### TASK DETAILS:
Single out the lines that include the word "with". Copy them.

>> Start DATASET EXTRACT

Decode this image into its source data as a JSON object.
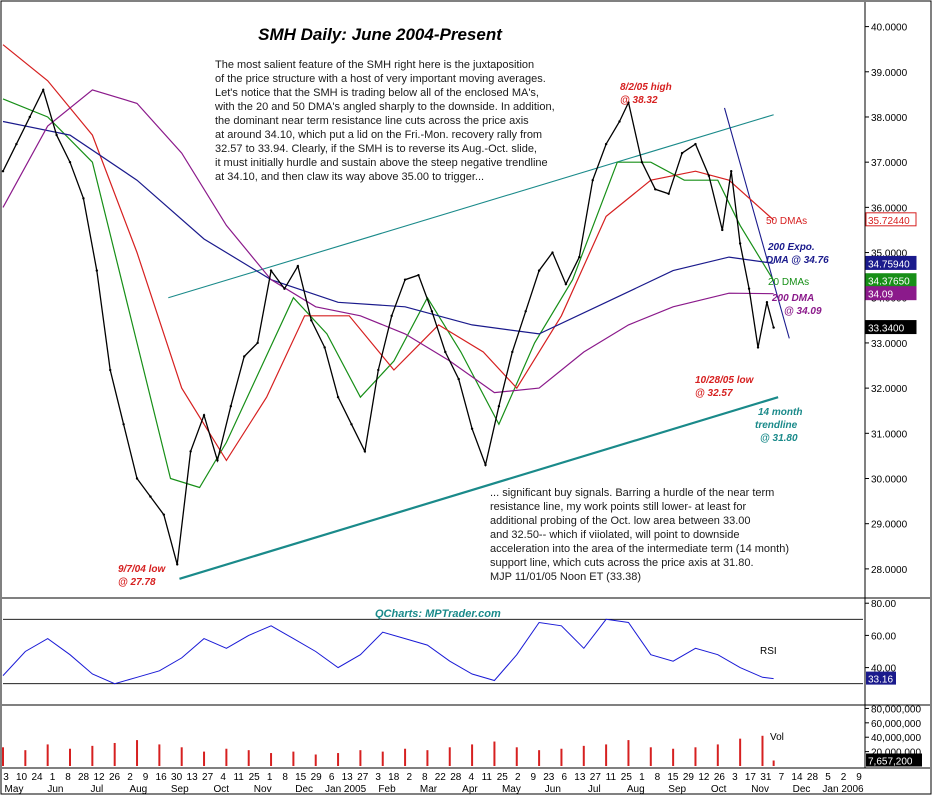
{
  "chart_data": {
    "type": "line",
    "title": "SMH Daily: June 2004-Present",
    "commentary_top": [
      "The most salient feature of the SMH right here is the juxtaposition",
      "of the price structure with a host of very important moving averages.",
      "Let's notice that the SMH is trading below all of the enclosed MA's,",
      "with the 20 and 50 DMA's angled sharply to the downside. In addition,",
      "the dominant near term resistance line cuts across the price axis",
      "at around 34.10, which put a lid on the Fri.-Mon. recovery rally from",
      "32.57 to 33.94. Clearly, if the SMH is to reverse its Aug.-Oct. slide,",
      "it must initially hurdle and sustain above the steep negative trendline",
      "at 34.10, and then claw its way above 35.00 to trigger..."
    ],
    "commentary_bottom": [
      "... significant buy signals. Barring a hurdle of the near term",
      "resistance line, my work points still lower- at least for",
      "additional probing of the Oct. low area between 33.00",
      "and 32.50-- which if viiolated, will point to downside",
      "acceleration into the area of the intermediate term (14 month)",
      "support line, which cuts across the price axis at 31.80.",
      "MJP  11/01/05 Noon ET  (33.38)"
    ],
    "annotations": {
      "high": [
        "8/2/05 high",
        "@ 38.32"
      ],
      "low_2004": [
        "9/7/04 low",
        "@ 27.78"
      ],
      "low_oct": [
        "10/28/05 low",
        "@ 32.57"
      ],
      "trendline": [
        "14 month",
        "trendline",
        "@ 31.80"
      ],
      "dma50": "50 DMAs",
      "ema200": [
        "200 Expo.",
        "DMA @ 34.76"
      ],
      "dma20": "20 DMAs",
      "dma200": [
        "200 DMA",
        "@ 34.09"
      ]
    },
    "watermark": "QCharts: MPTrader.com",
    "price_axis": {
      "ylim": [
        27.4,
        40.5
      ],
      "ticks": [
        "40.0000",
        "39.0000",
        "38.0000",
        "37.0000",
        "36.0000",
        "35.0000",
        "34.0000",
        "33.0000",
        "32.0000",
        "31.0000",
        "30.0000",
        "29.0000",
        "28.0000"
      ],
      "tick_values": [
        40,
        39,
        38,
        37,
        36,
        35,
        34,
        33,
        32,
        31,
        30,
        29,
        28
      ]
    },
    "value_boxes": [
      {
        "label": "35.72440",
        "value": 35.7244,
        "color": "#d62020",
        "text_color": "#d62020",
        "bg": "#ffffff"
      },
      {
        "label": "34.75940",
        "value": 34.7594,
        "color": "#1a1a8c",
        "text_color": "#ffffff",
        "bg": "#1a1a8c"
      },
      {
        "label": "34.37650",
        "value": 34.3765,
        "color": "#178f17",
        "text_color": "#ffffff",
        "bg": "#178f17"
      },
      {
        "label": "34.09",
        "value": 34.09,
        "color": "#8b1a8b",
        "text_color": "#ffffff",
        "bg": "#8b1a8b"
      },
      {
        "label": "33.3400",
        "value": 33.34,
        "color": "#000000",
        "text_color": "#ffffff",
        "bg": "#000000"
      }
    ],
    "rsi_panel": {
      "label": "RSI",
      "ticks": [
        "80.00",
        "60.00",
        "40.00"
      ],
      "tick_values": [
        80,
        60,
        40
      ],
      "ylim": [
        18,
        82
      ],
      "current": "33.16",
      "current_value": 33.16,
      "guides": [
        70,
        30
      ]
    },
    "volume_panel": {
      "label": "Vol",
      "ticks": [
        "80,000,000",
        "60,000,000",
        "40,000,000",
        "20,000,000"
      ],
      "tick_values": [
        80000000,
        60000000,
        40000000,
        20000000
      ],
      "ylim": [
        0,
        82000000
      ],
      "current": "7,657,200",
      "current_value": 7657200
    },
    "x_axis": {
      "day_labels": [
        "3",
        "10",
        "24",
        "1",
        "8",
        "28",
        "12",
        "26",
        "2",
        "9",
        "16",
        "30",
        "13",
        "27",
        "4",
        "11",
        "25",
        "1",
        "8",
        "15",
        "29",
        "6",
        "13",
        "27",
        "3",
        "18",
        "2",
        "8",
        "22",
        "28",
        "4",
        "11",
        "25",
        "2",
        "9",
        "23",
        "6",
        "13",
        "27",
        "11",
        "25",
        "1",
        "8",
        "15",
        "29",
        "12",
        "26",
        "3",
        "17",
        "31",
        "7",
        "14",
        "28",
        "5",
        "2",
        "9"
      ],
      "month_labels": [
        "May",
        "Jun",
        "Jul",
        "Aug",
        "Sep",
        "Oct",
        "Nov",
        "Dec",
        "Jan 2005",
        "Feb",
        "Mar",
        "Apr",
        "May",
        "Jun",
        "Jul",
        "Aug",
        "Sep",
        "Oct",
        "Nov",
        "Dec",
        "Jan 2006"
      ],
      "xlim": [
        0,
        385
      ]
    },
    "price_points": [
      {
        "x": 0,
        "y": 36.8
      },
      {
        "x": 6,
        "y": 37.4
      },
      {
        "x": 12,
        "y": 38.0
      },
      {
        "x": 18,
        "y": 38.6
      },
      {
        "x": 24,
        "y": 37.6
      },
      {
        "x": 30,
        "y": 37.0
      },
      {
        "x": 36,
        "y": 36.2
      },
      {
        "x": 42,
        "y": 34.6
      },
      {
        "x": 48,
        "y": 32.4
      },
      {
        "x": 54,
        "y": 31.2
      },
      {
        "x": 60,
        "y": 30.0
      },
      {
        "x": 66,
        "y": 29.6
      },
      {
        "x": 72,
        "y": 29.2
      },
      {
        "x": 78,
        "y": 28.1
      },
      {
        "x": 84,
        "y": 30.6
      },
      {
        "x": 90,
        "y": 31.4
      },
      {
        "x": 96,
        "y": 30.4
      },
      {
        "x": 102,
        "y": 31.6
      },
      {
        "x": 108,
        "y": 32.7
      },
      {
        "x": 114,
        "y": 33.0
      },
      {
        "x": 120,
        "y": 34.6
      },
      {
        "x": 126,
        "y": 34.2
      },
      {
        "x": 132,
        "y": 34.7
      },
      {
        "x": 138,
        "y": 33.5
      },
      {
        "x": 144,
        "y": 32.9
      },
      {
        "x": 150,
        "y": 31.8
      },
      {
        "x": 156,
        "y": 31.2
      },
      {
        "x": 162,
        "y": 30.6
      },
      {
        "x": 168,
        "y": 32.4
      },
      {
        "x": 174,
        "y": 33.6
      },
      {
        "x": 180,
        "y": 34.4
      },
      {
        "x": 186,
        "y": 34.5
      },
      {
        "x": 192,
        "y": 33.7
      },
      {
        "x": 198,
        "y": 32.8
      },
      {
        "x": 204,
        "y": 32.2
      },
      {
        "x": 210,
        "y": 31.1
      },
      {
        "x": 216,
        "y": 30.3
      },
      {
        "x": 222,
        "y": 31.6
      },
      {
        "x": 228,
        "y": 32.8
      },
      {
        "x": 234,
        "y": 33.7
      },
      {
        "x": 240,
        "y": 34.6
      },
      {
        "x": 246,
        "y": 35.0
      },
      {
        "x": 252,
        "y": 34.3
      },
      {
        "x": 258,
        "y": 34.9
      },
      {
        "x": 264,
        "y": 36.6
      },
      {
        "x": 270,
        "y": 37.4
      },
      {
        "x": 276,
        "y": 37.9
      },
      {
        "x": 280,
        "y": 38.32
      },
      {
        "x": 286,
        "y": 37.0
      },
      {
        "x": 292,
        "y": 36.4
      },
      {
        "x": 298,
        "y": 36.3
      },
      {
        "x": 304,
        "y": 37.2
      },
      {
        "x": 310,
        "y": 37.4
      },
      {
        "x": 316,
        "y": 36.7
      },
      {
        "x": 322,
        "y": 35.5
      },
      {
        "x": 326,
        "y": 36.8
      },
      {
        "x": 330,
        "y": 35.2
      },
      {
        "x": 334,
        "y": 34.2
      },
      {
        "x": 338,
        "y": 32.9
      },
      {
        "x": 342,
        "y": 33.9
      },
      {
        "x": 345,
        "y": 33.34
      }
    ],
    "ma_lines": [
      {
        "name": "20 DMAs",
        "color": "#178f17",
        "points": [
          [
            0,
            38.4
          ],
          [
            20,
            38.0
          ],
          [
            40,
            37.0
          ],
          [
            60,
            33.0
          ],
          [
            75,
            30.0
          ],
          [
            88,
            29.8
          ],
          [
            100,
            30.8
          ],
          [
            115,
            32.4
          ],
          [
            130,
            34.0
          ],
          [
            145,
            33.2
          ],
          [
            160,
            31.8
          ],
          [
            175,
            32.6
          ],
          [
            190,
            34.0
          ],
          [
            205,
            32.8
          ],
          [
            222,
            31.2
          ],
          [
            238,
            33.0
          ],
          [
            255,
            34.4
          ],
          [
            275,
            37.0
          ],
          [
            290,
            37.0
          ],
          [
            305,
            36.6
          ],
          [
            320,
            36.6
          ],
          [
            330,
            35.6
          ],
          [
            345,
            34.38
          ]
        ]
      },
      {
        "name": "50 DMAs",
        "color": "#d62020",
        "points": [
          [
            0,
            39.6
          ],
          [
            20,
            38.8
          ],
          [
            40,
            37.6
          ],
          [
            60,
            35.0
          ],
          [
            80,
            32.0
          ],
          [
            100,
            30.4
          ],
          [
            118,
            31.8
          ],
          [
            135,
            33.6
          ],
          [
            155,
            33.6
          ],
          [
            175,
            32.4
          ],
          [
            195,
            33.4
          ],
          [
            215,
            32.8
          ],
          [
            230,
            32.0
          ],
          [
            250,
            33.6
          ],
          [
            270,
            35.8
          ],
          [
            290,
            36.6
          ],
          [
            310,
            36.8
          ],
          [
            325,
            36.6
          ],
          [
            345,
            35.72
          ]
        ]
      },
      {
        "name": "200 Expo. DMA",
        "color": "#1a1a8c",
        "points": [
          [
            0,
            37.9
          ],
          [
            30,
            37.6
          ],
          [
            60,
            36.6
          ],
          [
            90,
            35.3
          ],
          [
            120,
            34.4
          ],
          [
            150,
            33.9
          ],
          [
            180,
            33.8
          ],
          [
            210,
            33.4
          ],
          [
            240,
            33.2
          ],
          [
            270,
            33.9
          ],
          [
            300,
            34.6
          ],
          [
            325,
            34.9
          ],
          [
            345,
            34.76
          ]
        ]
      },
      {
        "name": "200 DMA",
        "color": "#8b1a8b",
        "points": [
          [
            0,
            36.0
          ],
          [
            20,
            37.8
          ],
          [
            40,
            38.6
          ],
          [
            60,
            38.3
          ],
          [
            80,
            37.2
          ],
          [
            100,
            35.6
          ],
          [
            120,
            34.4
          ],
          [
            140,
            33.8
          ],
          [
            160,
            33.6
          ],
          [
            180,
            33.2
          ],
          [
            200,
            32.6
          ],
          [
            220,
            31.9
          ],
          [
            240,
            32.0
          ],
          [
            260,
            32.8
          ],
          [
            280,
            33.4
          ],
          [
            300,
            33.8
          ],
          [
            325,
            34.1
          ],
          [
            345,
            34.09
          ]
        ]
      }
    ],
    "trendlines": [
      {
        "name": "14 month trendline",
        "color": "#1a8a8a",
        "points": [
          [
            79,
            27.78
          ],
          [
            347,
            31.8
          ]
        ]
      },
      {
        "name": "upper channel",
        "color": "#1a8a8a",
        "points": [
          [
            74,
            34.0
          ],
          [
            345,
            38.05
          ]
        ]
      },
      {
        "name": "near term resistance",
        "color": "#1a1a8c",
        "points": [
          [
            323,
            38.2
          ],
          [
            352,
            33.1
          ]
        ]
      }
    ],
    "rsi_points": [
      {
        "x": 0,
        "y": 35
      },
      {
        "x": 10,
        "y": 50
      },
      {
        "x": 20,
        "y": 58
      },
      {
        "x": 30,
        "y": 48
      },
      {
        "x": 40,
        "y": 36
      },
      {
        "x": 50,
        "y": 30
      },
      {
        "x": 60,
        "y": 34
      },
      {
        "x": 70,
        "y": 38
      },
      {
        "x": 80,
        "y": 46
      },
      {
        "x": 90,
        "y": 58
      },
      {
        "x": 100,
        "y": 52
      },
      {
        "x": 110,
        "y": 60
      },
      {
        "x": 120,
        "y": 66
      },
      {
        "x": 130,
        "y": 58
      },
      {
        "x": 140,
        "y": 50
      },
      {
        "x": 150,
        "y": 40
      },
      {
        "x": 160,
        "y": 48
      },
      {
        "x": 170,
        "y": 62
      },
      {
        "x": 180,
        "y": 58
      },
      {
        "x": 190,
        "y": 54
      },
      {
        "x": 200,
        "y": 44
      },
      {
        "x": 210,
        "y": 36
      },
      {
        "x": 220,
        "y": 32
      },
      {
        "x": 230,
        "y": 48
      },
      {
        "x": 240,
        "y": 68
      },
      {
        "x": 250,
        "y": 66
      },
      {
        "x": 260,
        "y": 52
      },
      {
        "x": 270,
        "y": 70
      },
      {
        "x": 280,
        "y": 68
      },
      {
        "x": 290,
        "y": 48
      },
      {
        "x": 300,
        "y": 44
      },
      {
        "x": 310,
        "y": 52
      },
      {
        "x": 320,
        "y": 48
      },
      {
        "x": 330,
        "y": 40
      },
      {
        "x": 340,
        "y": 34
      },
      {
        "x": 345,
        "y": 33.16
      }
    ],
    "volume_bars": [
      {
        "x": 0,
        "v": 26000000
      },
      {
        "x": 10,
        "v": 22000000
      },
      {
        "x": 20,
        "v": 30000000
      },
      {
        "x": 30,
        "v": 24000000
      },
      {
        "x": 40,
        "v": 28000000
      },
      {
        "x": 50,
        "v": 32000000
      },
      {
        "x": 60,
        "v": 36000000
      },
      {
        "x": 70,
        "v": 30000000
      },
      {
        "x": 80,
        "v": 26000000
      },
      {
        "x": 90,
        "v": 20000000
      },
      {
        "x": 100,
        "v": 24000000
      },
      {
        "x": 110,
        "v": 22000000
      },
      {
        "x": 120,
        "v": 18000000
      },
      {
        "x": 130,
        "v": 20000000
      },
      {
        "x": 140,
        "v": 16000000
      },
      {
        "x": 150,
        "v": 18000000
      },
      {
        "x": 160,
        "v": 22000000
      },
      {
        "x": 170,
        "v": 20000000
      },
      {
        "x": 180,
        "v": 24000000
      },
      {
        "x": 190,
        "v": 22000000
      },
      {
        "x": 200,
        "v": 26000000
      },
      {
        "x": 210,
        "v": 30000000
      },
      {
        "x": 220,
        "v": 34000000
      },
      {
        "x": 230,
        "v": 26000000
      },
      {
        "x": 240,
        "v": 22000000
      },
      {
        "x": 250,
        "v": 24000000
      },
      {
        "x": 260,
        "v": 28000000
      },
      {
        "x": 270,
        "v": 30000000
      },
      {
        "x": 280,
        "v": 36000000
      },
      {
        "x": 290,
        "v": 26000000
      },
      {
        "x": 300,
        "v": 24000000
      },
      {
        "x": 310,
        "v": 26000000
      },
      {
        "x": 320,
        "v": 30000000
      },
      {
        "x": 330,
        "v": 38000000
      },
      {
        "x": 340,
        "v": 42000000
      },
      {
        "x": 345,
        "v": 7657200
      }
    ]
  }
}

>> End DATASET EXTRACT

### RESPONSE TO THE EXERCISE:
      "of the price structure with a host of very important moving averages.",
      "with the 20 and 50 DMA's angled sharply to the downside. In addition,",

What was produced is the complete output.